* _DATA SECTION_:
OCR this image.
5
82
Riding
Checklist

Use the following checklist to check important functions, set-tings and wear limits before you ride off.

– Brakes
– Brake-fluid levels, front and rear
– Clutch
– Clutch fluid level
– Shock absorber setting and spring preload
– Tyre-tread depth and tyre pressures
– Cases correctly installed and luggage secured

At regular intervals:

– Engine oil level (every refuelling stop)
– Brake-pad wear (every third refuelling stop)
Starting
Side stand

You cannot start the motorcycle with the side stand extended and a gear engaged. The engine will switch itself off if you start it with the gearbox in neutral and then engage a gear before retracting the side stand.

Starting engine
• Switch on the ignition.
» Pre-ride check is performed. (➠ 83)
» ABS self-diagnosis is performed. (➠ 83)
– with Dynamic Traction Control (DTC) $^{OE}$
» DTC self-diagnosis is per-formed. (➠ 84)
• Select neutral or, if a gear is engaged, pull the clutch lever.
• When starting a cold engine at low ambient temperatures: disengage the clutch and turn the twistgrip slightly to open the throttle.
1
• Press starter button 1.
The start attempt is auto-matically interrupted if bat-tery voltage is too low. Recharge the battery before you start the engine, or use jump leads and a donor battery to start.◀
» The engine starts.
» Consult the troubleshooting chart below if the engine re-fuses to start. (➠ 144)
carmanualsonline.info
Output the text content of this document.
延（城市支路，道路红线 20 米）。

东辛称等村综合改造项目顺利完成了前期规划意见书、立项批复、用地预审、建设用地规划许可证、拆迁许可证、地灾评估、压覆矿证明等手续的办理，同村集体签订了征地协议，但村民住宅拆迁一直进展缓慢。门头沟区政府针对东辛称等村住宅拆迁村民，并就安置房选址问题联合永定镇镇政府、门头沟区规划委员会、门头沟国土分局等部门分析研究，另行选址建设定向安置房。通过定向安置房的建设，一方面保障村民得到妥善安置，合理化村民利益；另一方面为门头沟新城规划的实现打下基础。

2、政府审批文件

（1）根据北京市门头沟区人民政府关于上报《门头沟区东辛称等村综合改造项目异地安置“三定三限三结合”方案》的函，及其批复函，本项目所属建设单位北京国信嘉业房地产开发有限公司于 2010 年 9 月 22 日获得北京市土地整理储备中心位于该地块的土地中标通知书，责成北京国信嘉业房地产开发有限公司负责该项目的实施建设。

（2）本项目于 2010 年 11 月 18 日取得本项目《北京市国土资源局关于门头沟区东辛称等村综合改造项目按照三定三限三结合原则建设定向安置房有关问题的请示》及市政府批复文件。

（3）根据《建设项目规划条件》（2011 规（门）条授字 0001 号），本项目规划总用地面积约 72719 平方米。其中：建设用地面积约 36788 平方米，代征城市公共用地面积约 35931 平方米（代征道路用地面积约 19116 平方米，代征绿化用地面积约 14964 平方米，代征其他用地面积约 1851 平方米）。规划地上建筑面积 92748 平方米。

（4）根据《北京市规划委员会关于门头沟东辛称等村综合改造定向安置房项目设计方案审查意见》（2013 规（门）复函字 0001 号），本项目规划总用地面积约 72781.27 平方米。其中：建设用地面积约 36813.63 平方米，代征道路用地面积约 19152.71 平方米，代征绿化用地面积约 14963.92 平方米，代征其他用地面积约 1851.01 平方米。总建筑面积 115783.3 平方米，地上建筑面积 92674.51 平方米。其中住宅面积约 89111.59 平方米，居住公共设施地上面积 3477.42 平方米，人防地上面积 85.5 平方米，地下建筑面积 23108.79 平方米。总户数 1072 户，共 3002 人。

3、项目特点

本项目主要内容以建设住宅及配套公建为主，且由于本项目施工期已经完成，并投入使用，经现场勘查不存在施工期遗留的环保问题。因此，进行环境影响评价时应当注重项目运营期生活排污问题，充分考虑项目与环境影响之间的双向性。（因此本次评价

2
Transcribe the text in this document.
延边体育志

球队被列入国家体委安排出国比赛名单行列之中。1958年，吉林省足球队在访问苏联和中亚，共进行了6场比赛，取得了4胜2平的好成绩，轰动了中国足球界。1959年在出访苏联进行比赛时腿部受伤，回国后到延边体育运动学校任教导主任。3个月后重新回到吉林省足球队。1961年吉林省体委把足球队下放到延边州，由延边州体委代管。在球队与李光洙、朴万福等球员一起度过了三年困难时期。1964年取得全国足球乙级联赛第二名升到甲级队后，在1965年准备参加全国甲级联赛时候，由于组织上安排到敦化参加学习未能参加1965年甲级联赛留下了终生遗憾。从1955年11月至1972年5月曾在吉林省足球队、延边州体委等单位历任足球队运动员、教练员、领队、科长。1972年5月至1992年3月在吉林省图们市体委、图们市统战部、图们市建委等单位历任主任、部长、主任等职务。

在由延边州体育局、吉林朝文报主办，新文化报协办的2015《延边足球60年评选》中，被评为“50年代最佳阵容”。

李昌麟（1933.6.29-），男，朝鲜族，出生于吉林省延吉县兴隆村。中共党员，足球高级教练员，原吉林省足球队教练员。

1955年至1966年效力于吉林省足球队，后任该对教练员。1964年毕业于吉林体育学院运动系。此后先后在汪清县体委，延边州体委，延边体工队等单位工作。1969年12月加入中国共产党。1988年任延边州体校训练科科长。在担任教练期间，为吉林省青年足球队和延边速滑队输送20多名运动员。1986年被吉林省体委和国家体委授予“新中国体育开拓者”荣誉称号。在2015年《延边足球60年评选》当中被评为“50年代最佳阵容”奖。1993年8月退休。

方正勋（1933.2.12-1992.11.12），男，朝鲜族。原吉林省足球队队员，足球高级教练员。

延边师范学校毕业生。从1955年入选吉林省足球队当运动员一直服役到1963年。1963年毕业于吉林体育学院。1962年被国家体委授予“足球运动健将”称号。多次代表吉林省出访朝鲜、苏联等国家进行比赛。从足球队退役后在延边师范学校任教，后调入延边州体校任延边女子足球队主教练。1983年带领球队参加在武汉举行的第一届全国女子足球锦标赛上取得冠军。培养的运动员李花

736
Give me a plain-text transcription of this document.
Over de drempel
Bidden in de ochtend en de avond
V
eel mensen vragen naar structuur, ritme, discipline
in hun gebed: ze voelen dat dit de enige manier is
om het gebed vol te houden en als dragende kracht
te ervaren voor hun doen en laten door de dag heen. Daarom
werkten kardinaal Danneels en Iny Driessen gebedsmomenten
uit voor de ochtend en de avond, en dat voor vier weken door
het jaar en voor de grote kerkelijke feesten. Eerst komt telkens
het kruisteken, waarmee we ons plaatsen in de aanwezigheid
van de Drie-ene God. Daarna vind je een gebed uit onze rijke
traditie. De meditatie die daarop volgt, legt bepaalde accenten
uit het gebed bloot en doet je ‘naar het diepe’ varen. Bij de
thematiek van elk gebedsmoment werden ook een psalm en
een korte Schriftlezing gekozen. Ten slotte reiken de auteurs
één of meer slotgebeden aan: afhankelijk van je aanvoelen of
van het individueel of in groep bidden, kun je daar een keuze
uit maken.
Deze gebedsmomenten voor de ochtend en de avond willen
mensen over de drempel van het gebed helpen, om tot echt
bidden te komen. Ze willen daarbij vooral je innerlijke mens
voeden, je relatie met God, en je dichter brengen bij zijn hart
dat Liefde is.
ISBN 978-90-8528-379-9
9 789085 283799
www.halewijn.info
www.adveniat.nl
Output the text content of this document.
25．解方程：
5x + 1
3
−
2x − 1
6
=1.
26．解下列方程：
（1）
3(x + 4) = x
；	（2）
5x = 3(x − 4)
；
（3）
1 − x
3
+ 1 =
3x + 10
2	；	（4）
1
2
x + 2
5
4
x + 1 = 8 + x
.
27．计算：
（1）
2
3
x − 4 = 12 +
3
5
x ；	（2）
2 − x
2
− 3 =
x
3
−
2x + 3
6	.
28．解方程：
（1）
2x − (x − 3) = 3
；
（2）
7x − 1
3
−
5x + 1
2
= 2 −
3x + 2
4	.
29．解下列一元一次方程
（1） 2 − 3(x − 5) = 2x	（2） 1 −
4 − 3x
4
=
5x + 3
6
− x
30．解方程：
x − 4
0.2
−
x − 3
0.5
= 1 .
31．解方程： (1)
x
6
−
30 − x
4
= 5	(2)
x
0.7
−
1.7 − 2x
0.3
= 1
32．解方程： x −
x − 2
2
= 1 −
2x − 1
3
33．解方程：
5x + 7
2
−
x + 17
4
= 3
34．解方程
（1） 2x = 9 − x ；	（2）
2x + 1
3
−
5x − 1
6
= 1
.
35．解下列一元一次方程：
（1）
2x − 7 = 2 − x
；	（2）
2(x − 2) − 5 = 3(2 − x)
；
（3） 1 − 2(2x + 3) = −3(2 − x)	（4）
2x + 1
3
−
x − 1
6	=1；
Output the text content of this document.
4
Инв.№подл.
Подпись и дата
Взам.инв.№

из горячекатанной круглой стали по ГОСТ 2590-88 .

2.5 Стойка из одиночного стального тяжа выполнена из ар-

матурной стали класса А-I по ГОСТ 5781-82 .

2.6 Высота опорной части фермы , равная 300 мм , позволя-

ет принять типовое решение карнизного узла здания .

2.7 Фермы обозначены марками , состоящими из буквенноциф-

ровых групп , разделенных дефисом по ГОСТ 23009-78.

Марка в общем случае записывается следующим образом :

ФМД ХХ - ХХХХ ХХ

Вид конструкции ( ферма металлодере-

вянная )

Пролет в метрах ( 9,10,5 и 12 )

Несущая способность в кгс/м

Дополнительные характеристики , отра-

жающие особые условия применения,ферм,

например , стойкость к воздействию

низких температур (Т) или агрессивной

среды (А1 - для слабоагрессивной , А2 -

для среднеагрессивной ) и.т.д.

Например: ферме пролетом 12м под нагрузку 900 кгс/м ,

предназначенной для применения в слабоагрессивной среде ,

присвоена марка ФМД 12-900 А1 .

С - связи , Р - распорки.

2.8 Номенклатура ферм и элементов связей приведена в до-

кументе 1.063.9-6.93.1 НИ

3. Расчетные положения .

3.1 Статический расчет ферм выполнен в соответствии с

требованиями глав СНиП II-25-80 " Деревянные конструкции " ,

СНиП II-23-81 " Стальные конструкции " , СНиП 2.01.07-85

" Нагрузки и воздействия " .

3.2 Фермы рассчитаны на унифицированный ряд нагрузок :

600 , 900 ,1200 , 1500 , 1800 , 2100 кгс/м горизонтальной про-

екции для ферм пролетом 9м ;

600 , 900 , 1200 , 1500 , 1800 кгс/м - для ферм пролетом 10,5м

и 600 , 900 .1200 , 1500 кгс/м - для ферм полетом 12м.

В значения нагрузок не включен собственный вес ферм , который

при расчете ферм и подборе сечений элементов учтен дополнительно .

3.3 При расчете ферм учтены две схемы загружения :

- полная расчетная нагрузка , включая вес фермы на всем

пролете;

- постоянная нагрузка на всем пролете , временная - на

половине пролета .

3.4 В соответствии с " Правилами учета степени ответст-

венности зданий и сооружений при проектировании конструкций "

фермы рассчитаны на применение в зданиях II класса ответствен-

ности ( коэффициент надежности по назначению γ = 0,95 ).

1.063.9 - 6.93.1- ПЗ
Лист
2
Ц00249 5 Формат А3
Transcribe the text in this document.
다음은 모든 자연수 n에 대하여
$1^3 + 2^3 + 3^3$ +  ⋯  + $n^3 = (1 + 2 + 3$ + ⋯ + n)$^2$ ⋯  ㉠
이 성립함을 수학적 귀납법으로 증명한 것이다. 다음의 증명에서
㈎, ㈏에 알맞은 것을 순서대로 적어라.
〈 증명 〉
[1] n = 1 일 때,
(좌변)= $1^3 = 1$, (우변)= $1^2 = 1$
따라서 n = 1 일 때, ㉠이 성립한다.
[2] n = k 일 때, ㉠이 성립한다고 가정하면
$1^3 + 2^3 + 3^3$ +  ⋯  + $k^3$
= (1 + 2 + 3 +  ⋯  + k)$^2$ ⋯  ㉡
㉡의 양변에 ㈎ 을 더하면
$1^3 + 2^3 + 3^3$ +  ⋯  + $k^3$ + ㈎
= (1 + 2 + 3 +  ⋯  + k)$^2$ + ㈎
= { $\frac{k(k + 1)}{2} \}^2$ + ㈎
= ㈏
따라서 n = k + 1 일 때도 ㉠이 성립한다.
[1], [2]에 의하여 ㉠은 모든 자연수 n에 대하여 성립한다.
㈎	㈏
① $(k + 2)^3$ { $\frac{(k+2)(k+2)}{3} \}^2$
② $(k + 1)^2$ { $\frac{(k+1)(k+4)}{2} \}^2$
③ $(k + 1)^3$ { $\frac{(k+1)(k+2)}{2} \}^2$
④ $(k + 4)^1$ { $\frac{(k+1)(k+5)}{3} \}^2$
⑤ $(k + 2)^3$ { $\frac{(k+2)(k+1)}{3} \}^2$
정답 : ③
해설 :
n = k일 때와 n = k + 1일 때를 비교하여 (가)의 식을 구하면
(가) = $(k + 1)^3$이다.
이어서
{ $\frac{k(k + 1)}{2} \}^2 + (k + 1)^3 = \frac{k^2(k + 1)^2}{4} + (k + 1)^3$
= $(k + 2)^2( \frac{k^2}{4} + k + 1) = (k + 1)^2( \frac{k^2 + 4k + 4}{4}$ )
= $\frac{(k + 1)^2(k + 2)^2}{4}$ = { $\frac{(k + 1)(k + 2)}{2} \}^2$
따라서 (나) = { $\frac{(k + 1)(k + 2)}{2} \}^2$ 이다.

* _WHAT THE TASK REQUIRES_: In the entries above, locate every line with the word "drempel" and copy it.

* _WORKED SOLUTION_:
Over de drempel
mensen over de drempel van het gebed helpen, om tot echt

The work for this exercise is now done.